--- BEGIN Stored rows ---
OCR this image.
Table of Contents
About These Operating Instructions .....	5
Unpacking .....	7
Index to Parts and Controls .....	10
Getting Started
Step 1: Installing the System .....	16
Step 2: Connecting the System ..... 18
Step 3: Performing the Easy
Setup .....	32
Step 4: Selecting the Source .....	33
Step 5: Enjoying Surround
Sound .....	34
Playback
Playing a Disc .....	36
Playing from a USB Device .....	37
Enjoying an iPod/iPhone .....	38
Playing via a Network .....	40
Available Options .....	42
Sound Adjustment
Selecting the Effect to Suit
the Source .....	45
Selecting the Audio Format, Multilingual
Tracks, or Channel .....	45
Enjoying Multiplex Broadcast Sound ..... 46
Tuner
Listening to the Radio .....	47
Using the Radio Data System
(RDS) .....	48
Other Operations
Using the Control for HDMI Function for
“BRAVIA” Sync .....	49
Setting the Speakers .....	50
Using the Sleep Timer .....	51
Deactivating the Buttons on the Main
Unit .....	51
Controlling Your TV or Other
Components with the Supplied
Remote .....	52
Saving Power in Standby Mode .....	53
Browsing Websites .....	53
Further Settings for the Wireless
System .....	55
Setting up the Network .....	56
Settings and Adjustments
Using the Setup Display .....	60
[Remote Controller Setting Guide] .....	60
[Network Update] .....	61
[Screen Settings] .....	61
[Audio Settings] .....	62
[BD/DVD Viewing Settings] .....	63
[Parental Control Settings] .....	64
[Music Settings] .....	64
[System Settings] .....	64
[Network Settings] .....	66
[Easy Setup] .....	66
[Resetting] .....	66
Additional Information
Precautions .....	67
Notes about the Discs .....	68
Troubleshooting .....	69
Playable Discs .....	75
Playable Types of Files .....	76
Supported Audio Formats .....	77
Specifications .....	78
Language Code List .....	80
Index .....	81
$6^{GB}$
--- END Stored rows ---
# What to produce
State the count of lines with the word "Remote" in them, and write nothing else.

# Exercise result
2